Collected data
________________

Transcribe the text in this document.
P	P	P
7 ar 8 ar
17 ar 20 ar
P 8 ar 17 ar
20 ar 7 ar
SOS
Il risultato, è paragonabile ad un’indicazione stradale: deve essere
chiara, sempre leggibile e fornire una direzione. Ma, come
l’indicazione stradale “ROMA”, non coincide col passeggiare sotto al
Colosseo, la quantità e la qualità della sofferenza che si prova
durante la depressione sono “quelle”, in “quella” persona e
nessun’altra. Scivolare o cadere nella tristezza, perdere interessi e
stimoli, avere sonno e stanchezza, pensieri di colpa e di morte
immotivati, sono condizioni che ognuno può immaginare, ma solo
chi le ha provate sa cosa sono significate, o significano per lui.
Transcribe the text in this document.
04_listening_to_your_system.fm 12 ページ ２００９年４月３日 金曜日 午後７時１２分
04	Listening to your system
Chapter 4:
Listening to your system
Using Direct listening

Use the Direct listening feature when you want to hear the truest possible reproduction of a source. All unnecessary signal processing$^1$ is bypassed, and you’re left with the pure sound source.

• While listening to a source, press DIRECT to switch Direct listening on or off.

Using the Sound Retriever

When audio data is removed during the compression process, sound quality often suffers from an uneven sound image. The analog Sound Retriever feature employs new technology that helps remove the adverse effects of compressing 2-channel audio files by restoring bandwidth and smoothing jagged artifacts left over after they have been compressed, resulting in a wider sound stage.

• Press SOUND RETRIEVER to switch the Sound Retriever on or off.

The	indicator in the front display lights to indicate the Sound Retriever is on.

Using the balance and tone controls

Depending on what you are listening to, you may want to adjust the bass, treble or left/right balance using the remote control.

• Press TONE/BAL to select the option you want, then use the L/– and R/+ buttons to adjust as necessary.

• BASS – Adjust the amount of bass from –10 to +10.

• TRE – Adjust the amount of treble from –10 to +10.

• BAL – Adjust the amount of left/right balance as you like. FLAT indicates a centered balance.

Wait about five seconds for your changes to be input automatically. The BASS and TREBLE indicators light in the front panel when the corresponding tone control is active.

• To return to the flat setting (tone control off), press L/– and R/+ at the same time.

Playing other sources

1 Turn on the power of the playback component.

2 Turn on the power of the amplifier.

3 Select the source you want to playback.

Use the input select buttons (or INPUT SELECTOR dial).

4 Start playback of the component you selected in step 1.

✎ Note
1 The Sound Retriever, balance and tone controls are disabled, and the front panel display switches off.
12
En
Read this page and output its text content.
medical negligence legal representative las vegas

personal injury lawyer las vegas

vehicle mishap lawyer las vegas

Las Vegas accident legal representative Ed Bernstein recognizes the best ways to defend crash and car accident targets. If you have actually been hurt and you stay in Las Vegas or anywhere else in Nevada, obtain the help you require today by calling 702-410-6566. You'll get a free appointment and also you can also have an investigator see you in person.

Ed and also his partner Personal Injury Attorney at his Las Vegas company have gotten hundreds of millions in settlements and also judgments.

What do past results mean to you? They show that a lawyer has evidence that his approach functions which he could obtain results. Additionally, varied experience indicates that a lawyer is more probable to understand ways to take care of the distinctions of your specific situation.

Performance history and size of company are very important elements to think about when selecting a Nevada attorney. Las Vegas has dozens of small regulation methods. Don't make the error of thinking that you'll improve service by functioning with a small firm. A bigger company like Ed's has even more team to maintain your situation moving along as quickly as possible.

________________

Every entry should be printed again exactly as written.

RESPONSE TO THE TASK:
Transcribe the text in this document.
P	P	P
7 ar 8 ar
17 ar 20 ar
P 8 ar 17 ar
20 ar 7 ar
SOS
Il risultato, è paragonabile ad un’indicazione stradale: deve essere
chiara, sempre leggibile e fornire una direzione. Ma, come
l’indicazione stradale “ROMA”, non coincide col passeggiare sotto al
Colosseo, la quantità e la qualità della sofferenza che si prova
durante la depressione sono “quelle”, in “quella” persona e
nessun’altra. Scivolare o cadere nella tristezza, perdere interessi e
stimoli, avere sonno e stanchezza, pensieri di colpa e di morte
immotivati, sono condizioni che ognuno può immaginare, ma solo
chi le ha provate sa cosa sono significate, o significano per lui.
Transcribe the text in this document.
04_listening_to_your_system.fm 12 ページ ２００９年４月３日 金曜日 午後７時１２分
04	Listening to your system
Chapter 4:
Listening to your system
Using Direct listening

Use the Direct listening feature when you want to hear the truest possible reproduction of a source. All unnecessary signal processing$^1$ is bypassed, and you’re left with the pure sound source.

• While listening to a source, press DIRECT to switch Direct listening on or off.

Using the Sound Retriever

When audio data is removed during the compression process, sound quality often suffers from an uneven sound image. The analog Sound Retriever feature employs new technology that helps remove the adverse effects of compressing 2-channel audio files by restoring bandwidth and smoothing jagged artifacts left over after they have been compressed, resulting in a wider sound stage.

• Press SOUND RETRIEVER to switch the Sound Retriever on or off.

The	indicator in the front display lights to indicate the Sound Retriever is on.

Using the balance and tone controls

Depending on what you are listening to, you may want to adjust the bass, treble or left/right balance using the remote control.

• Press TONE/BAL to select the option you want, then use the L/– and R/+ buttons to adjust as necessary.

• BASS – Adjust the amount of bass from –10 to +10.

• TRE – Adjust the amount of treble from –10 to +10.

• BAL – Adjust the amount of left/right balance as you like. FLAT indicates a centered balance.

Wait about five seconds for your changes to be input automatically. The BASS and TREBLE indicators light in the front panel when the corresponding tone control is active.

• To return to the flat setting (tone control off), press L/– and R/+ at the same time.

Playing other sources

1 Turn on the power of the playback component.

2 Turn on the power of the amplifier.

3 Select the source you want to playback.

Use the input select buttons (or INPUT SELECTOR dial).

4 Start playback of the component you selected in step 1.

✎ Note
1 The Sound Retriever, balance and tone controls are disabled, and the front panel display switches off.
12
En
Read this page and output its text content.
medical negligence legal representative las vegas

personal injury lawyer las vegas

vehicle mishap lawyer las vegas

Las Vegas accident legal representative Ed Bernstein recognizes the best ways to defend crash and car accident targets. If you have actually been hurt and you stay in Las Vegas or anywhere else in Nevada, obtain the help you require today by calling 702-410-6566. You'll get a free appointment and also you can also have an investigator see you in person.

Ed and also his partner Personal Injury Attorney at his Las Vegas company have gotten hundreds of millions in settlements and also judgments.

What do past results mean to you? They show that a lawyer has evidence that his approach functions which he could obtain results. Additionally, varied experience indicates that a lawyer is more probable to understand ways to take care of the distinctions of your specific situation.

Performance history and size of company are very important elements to think about when selecting a Nevada attorney. Las Vegas has dozens of small regulation methods. Don't make the error of thinking that you'll improve service by functioning with a small firm. A bigger company like Ed's has even more team to maintain your situation moving along as quickly as possible.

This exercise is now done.